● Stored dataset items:
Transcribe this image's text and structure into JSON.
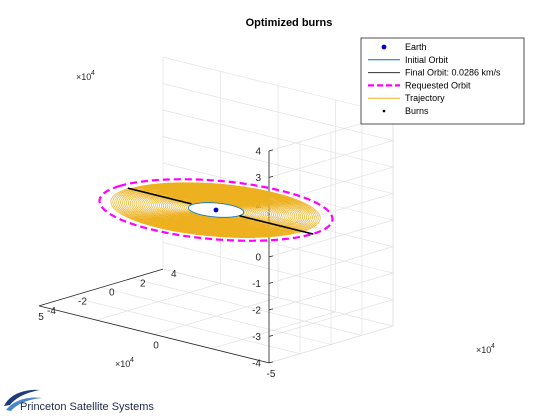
{
  "chart_data": {
    "type": "line",
    "title": "Optimized burns",
    "axes": {
      "x": {
        "ticks": [
          -5,
          0,
          5
        ],
        "multiplier": "×10^4",
        "lim": [
          -5,
          5
        ]
      },
      "y": {
        "ticks": [
          -4,
          -2,
          0,
          2,
          4
        ],
        "multiplier": "×10^4",
        "lim": [
          -4,
          4
        ]
      },
      "z": {
        "ticks": [
          -4,
          -3,
          -2,
          -1,
          0,
          1,
          2,
          3,
          4
        ],
        "multiplier": "×10^4",
        "lim": [
          -4,
          4
        ]
      },
      "grid": true,
      "view": "3d"
    },
    "legend": {
      "position": "top-right",
      "entries": [
        {
          "label": "Earth",
          "style": "marker",
          "color": "#0000cc"
        },
        {
          "label": "Initial Orbit",
          "style": "line",
          "color": "#0072bd"
        },
        {
          "label": "Final Orbit: 0.0286 km/s",
          "style": "line",
          "color": "#333333"
        },
        {
          "label": "Requested Orbit",
          "style": "dashed",
          "color": "#ff00ff"
        },
        {
          "label": "Trajectory",
          "style": "line",
          "color": "#edb120"
        },
        {
          "label": "Burns",
          "style": "dot",
          "color": "#000000"
        }
      ]
    },
    "series": [
      {
        "name": "Earth",
        "points": [
          [
            0,
            0,
            0
          ]
        ]
      },
      {
        "name": "Requested Orbit",
        "shape": "circle",
        "radius": 42000
      },
      {
        "name": "Trajectory",
        "shape": "spiral",
        "radius_start": 10000,
        "radius_end": 38000,
        "turns": 40
      },
      {
        "name": "Burns",
        "shape": "line-of-points",
        "from": [
          -42000,
          0,
          0
        ],
        "to": [
          38000,
          0,
          0
        ]
      }
    ]
  },
  "title_text": "Optimized burns",
  "exponent_label": "×10",
  "exponent_power": "4",
  "colors": {
    "earth": "#0000cc",
    "initial": "#0072bd",
    "final": "#333333",
    "requested": "#ff00ff",
    "trajectory": "#edb120",
    "burns": "#000000",
    "grid": "#dedede",
    "axis": "#262626"
  },
  "logo": {
    "text": "Princeton Satellite Systems"
  }
}
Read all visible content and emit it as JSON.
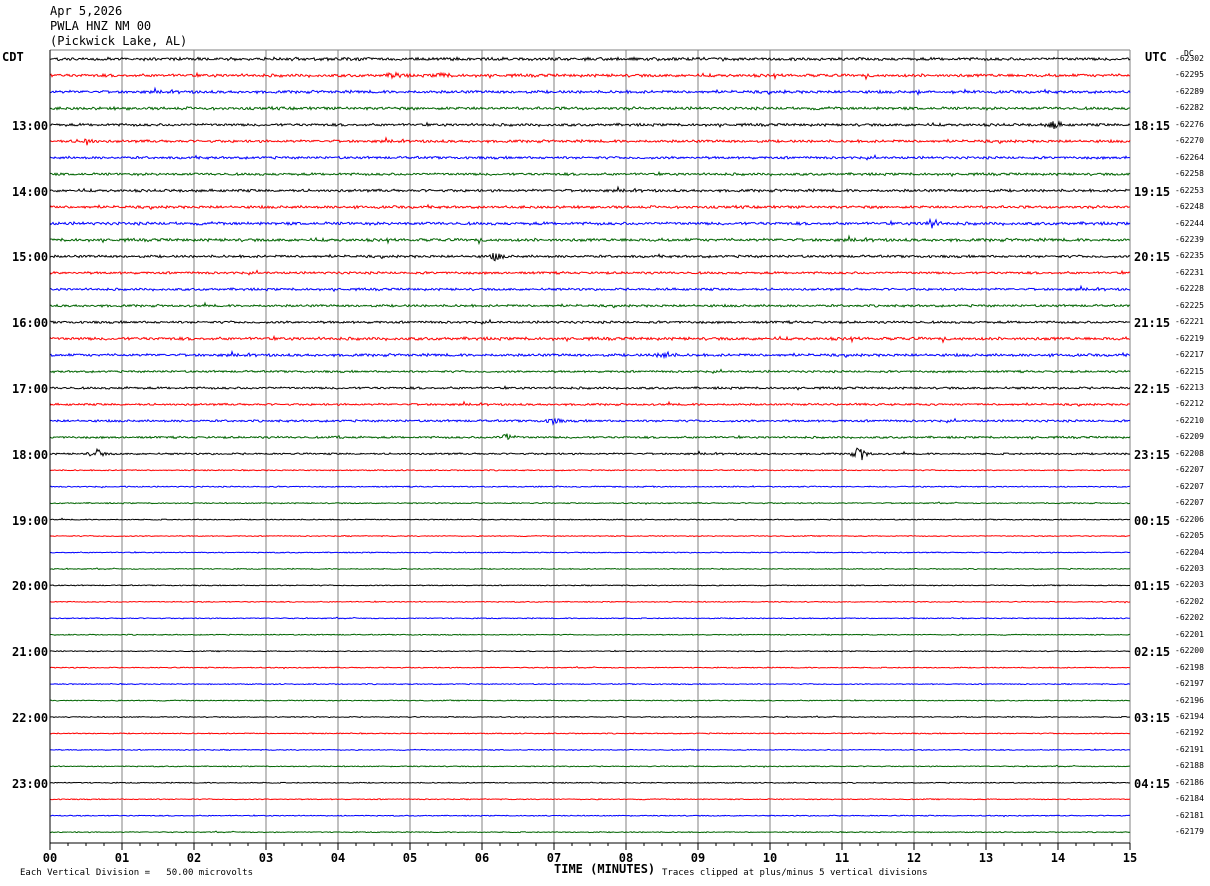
{
  "header": {
    "date": "Apr 5,2026",
    "station": "PWLA HNZ NM 00",
    "location": "(Pickwick Lake, AL)"
  },
  "chart_data": {
    "type": "line",
    "title": "Apr 5,2026",
    "subtitle": "PWLA HNZ NM 00 (Pickwick Lake, AL)",
    "xlabel": "TIME (MINUTES)",
    "x_ticks": [
      "00",
      "01",
      "02",
      "03",
      "04",
      "05",
      "06",
      "07",
      "08",
      "09",
      "10",
      "11",
      "12",
      "13",
      "14",
      "15"
    ],
    "xlim": [
      0,
      15
    ],
    "left_timezone": "CDT",
    "right_timezone": "UTC",
    "right_header": "DC",
    "left_hour_labels": [
      "13:00",
      "14:00",
      "15:00",
      "16:00",
      "17:00",
      "18:00",
      "19:00",
      "20:00",
      "21:00",
      "22:00",
      "23:00"
    ],
    "right_hour_labels": [
      "18:15",
      "19:15",
      "20:15",
      "21:15",
      "22:15",
      "23:15",
      "00:15",
      "01:15",
      "02:15",
      "03:15",
      "04:15"
    ],
    "hour_label_first_trace": 4,
    "traces_per_hour": 4,
    "trace_colors": [
      "#000000",
      "#ff0000",
      "#0000ff",
      "#006400"
    ],
    "dc_offsets": [
      "-62302",
      "-62295",
      "-62289",
      "-62282",
      "-62276",
      "-62270",
      "-62264",
      "-62258",
      "-62253",
      "-62248",
      "-62244",
      "-62239",
      "-62235",
      "-62231",
      "-62228",
      "-62225",
      "-62221",
      "-62219",
      "-62217",
      "-62215",
      "-62213",
      "-62212",
      "-62210",
      "-62209",
      "-62208",
      "-62207",
      "-62207",
      "-62207",
      "-62206",
      "-62205",
      "-62204",
      "-62203",
      "-62203",
      "-62202",
      "-62202",
      "-62201",
      "-62200",
      "-62198",
      "-62197",
      "-62196",
      "-62194",
      "-62192",
      "-62191",
      "-62188",
      "-62186",
      "-62184",
      "-62181",
      "-62179"
    ],
    "noise_level": [
      1.0,
      1.0,
      0.95,
      0.95,
      0.9,
      0.9,
      0.85,
      0.85,
      0.9,
      0.9,
      1.0,
      1.0,
      0.85,
      0.8,
      0.8,
      0.8,
      0.8,
      1.0,
      0.9,
      0.7,
      0.75,
      0.7,
      0.75,
      0.7,
      0.6,
      0.4,
      0.4,
      0.4,
      0.35,
      0.35,
      0.35,
      0.35,
      0.35,
      0.35,
      0.35,
      0.35,
      0.35,
      0.35,
      0.35,
      0.35,
      0.35,
      0.35,
      0.35,
      0.35,
      0.35,
      0.35,
      0.35,
      0.35
    ],
    "events": [
      {
        "trace": 1,
        "minute": 4.8,
        "amplitude": 4
      },
      {
        "trace": 1,
        "minute": 5.45,
        "amplitude": 3
      },
      {
        "trace": 5,
        "minute": 0.5,
        "amplitude": 4
      },
      {
        "trace": 4,
        "minute": 13.95,
        "amplitude": 5
      },
      {
        "trace": 10,
        "minute": 12.25,
        "amplitude": 6
      },
      {
        "trace": 12,
        "minute": 6.2,
        "amplitude": 5
      },
      {
        "trace": 18,
        "minute": 8.55,
        "amplitude": 6
      },
      {
        "trace": 22,
        "minute": 7.0,
        "amplitude": 4
      },
      {
        "trace": 23,
        "minute": 6.35,
        "amplitude": 5
      },
      {
        "trace": 24,
        "minute": 0.65,
        "amplitude": 6
      },
      {
        "trace": 24,
        "minute": 11.25,
        "amplitude": 10
      }
    ],
    "footer_left": "Each Vertical Division =   50.00 microvolts",
    "footer_right": "Traces clipped at plus/minus 5 vertical divisions"
  },
  "colors": {
    "grid": "#808080",
    "axis": "#000000"
  }
}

● WRITTEN TASK: Copy each line of the records containing the string "Optimized".

● SOLUTION:
    "title": "Optimized burns",
  "title_text": "Optimized burns",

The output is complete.